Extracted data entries

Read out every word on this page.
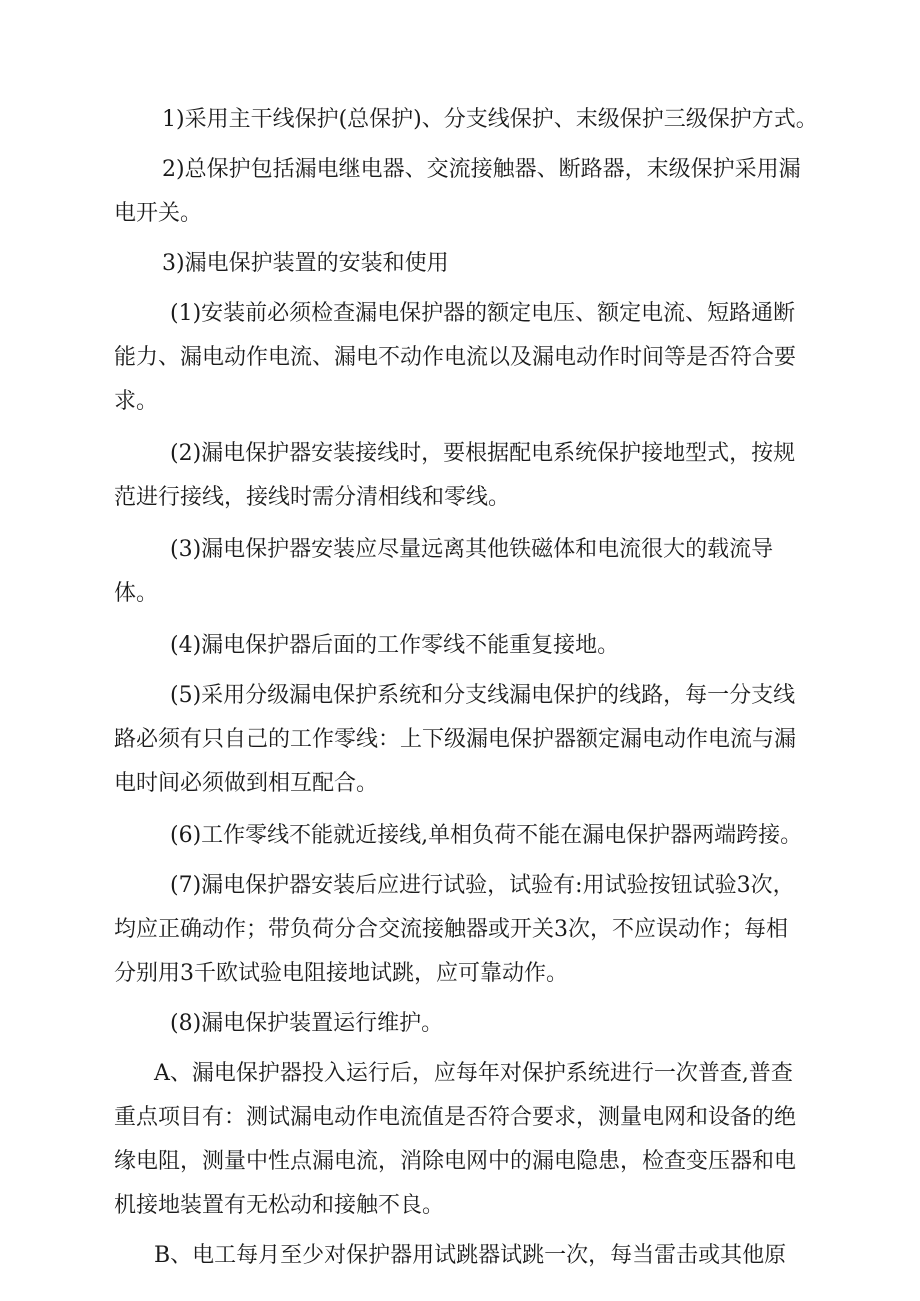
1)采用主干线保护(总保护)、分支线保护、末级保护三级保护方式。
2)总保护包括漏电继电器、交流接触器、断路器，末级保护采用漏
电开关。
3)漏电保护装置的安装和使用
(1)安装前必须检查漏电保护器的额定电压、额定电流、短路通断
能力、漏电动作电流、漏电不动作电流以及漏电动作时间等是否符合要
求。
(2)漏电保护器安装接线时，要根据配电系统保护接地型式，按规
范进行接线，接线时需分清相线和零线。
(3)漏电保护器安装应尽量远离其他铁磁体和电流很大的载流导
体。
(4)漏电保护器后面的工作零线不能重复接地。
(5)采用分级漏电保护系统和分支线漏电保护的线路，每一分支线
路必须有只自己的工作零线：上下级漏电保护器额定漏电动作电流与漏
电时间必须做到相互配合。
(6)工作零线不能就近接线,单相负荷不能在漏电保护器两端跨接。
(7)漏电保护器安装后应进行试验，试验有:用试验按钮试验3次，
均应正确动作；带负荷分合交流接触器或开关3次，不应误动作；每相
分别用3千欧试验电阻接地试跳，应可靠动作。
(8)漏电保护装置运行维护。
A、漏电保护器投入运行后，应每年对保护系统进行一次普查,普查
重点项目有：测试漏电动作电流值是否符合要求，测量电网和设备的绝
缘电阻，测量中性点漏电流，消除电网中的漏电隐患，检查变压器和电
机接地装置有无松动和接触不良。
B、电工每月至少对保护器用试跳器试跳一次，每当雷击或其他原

### Required task
Return the listing above word for word, with the pictures removed.

### Answer to this problem
Read out every word on this page.
1)采用主干线保护(总保护)、分支线保护、末级保护三级保护方式。
2)总保护包括漏电继电器、交流接触器、断路器，末级保护采用漏
电开关。
3)漏电保护装置的安装和使用
(1)安装前必须检查漏电保护器的额定电压、额定电流、短路通断
能力、漏电动作电流、漏电不动作电流以及漏电动作时间等是否符合要
求。
(2)漏电保护器安装接线时，要根据配电系统保护接地型式，按规
范进行接线，接线时需分清相线和零线。
(3)漏电保护器安装应尽量远离其他铁磁体和电流很大的载流导
体。
(4)漏电保护器后面的工作零线不能重复接地。
(5)采用分级漏电保护系统和分支线漏电保护的线路，每一分支线
路必须有只自己的工作零线：上下级漏电保护器额定漏电动作电流与漏
电时间必须做到相互配合。
(6)工作零线不能就近接线,单相负荷不能在漏电保护器两端跨接。
(7)漏电保护器安装后应进行试验，试验有:用试验按钮试验3次，
均应正确动作；带负荷分合交流接触器或开关3次，不应误动作；每相
分别用3千欧试验电阻接地试跳，应可靠动作。
(8)漏电保护装置运行维护。
A、漏电保护器投入运行后，应每年对保护系统进行一次普查,普查
重点项目有：测试漏电动作电流值是否符合要求，测量电网和设备的绝
缘电阻，测量中性点漏电流，消除电网中的漏电隐患，检查变压器和电
机接地装置有无松动和接触不良。
B、电工每月至少对保护器用试跳器试跳一次，每当雷击或其他原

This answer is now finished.